How many of the lines contain the string "open"? Give the number, with no other words.

----------------

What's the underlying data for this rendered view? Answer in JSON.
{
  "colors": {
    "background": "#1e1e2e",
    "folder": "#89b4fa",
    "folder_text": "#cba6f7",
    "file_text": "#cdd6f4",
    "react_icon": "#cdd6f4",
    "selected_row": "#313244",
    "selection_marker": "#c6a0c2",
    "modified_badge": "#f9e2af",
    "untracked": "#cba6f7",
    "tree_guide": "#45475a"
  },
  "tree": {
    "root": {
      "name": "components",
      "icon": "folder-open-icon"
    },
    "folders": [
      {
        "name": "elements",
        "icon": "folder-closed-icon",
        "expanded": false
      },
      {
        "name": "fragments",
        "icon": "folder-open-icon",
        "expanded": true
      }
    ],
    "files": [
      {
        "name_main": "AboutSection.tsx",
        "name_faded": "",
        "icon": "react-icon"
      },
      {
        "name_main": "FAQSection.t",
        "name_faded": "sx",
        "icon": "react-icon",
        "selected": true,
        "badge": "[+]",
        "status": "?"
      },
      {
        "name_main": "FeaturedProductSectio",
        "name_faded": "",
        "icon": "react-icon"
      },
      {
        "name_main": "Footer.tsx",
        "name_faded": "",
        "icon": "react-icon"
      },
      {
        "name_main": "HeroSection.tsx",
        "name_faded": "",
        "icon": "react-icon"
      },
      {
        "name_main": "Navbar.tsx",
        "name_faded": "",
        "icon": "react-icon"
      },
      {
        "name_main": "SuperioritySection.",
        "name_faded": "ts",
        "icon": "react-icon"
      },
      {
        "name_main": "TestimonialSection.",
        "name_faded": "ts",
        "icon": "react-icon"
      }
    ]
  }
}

----------------

- Solution: 2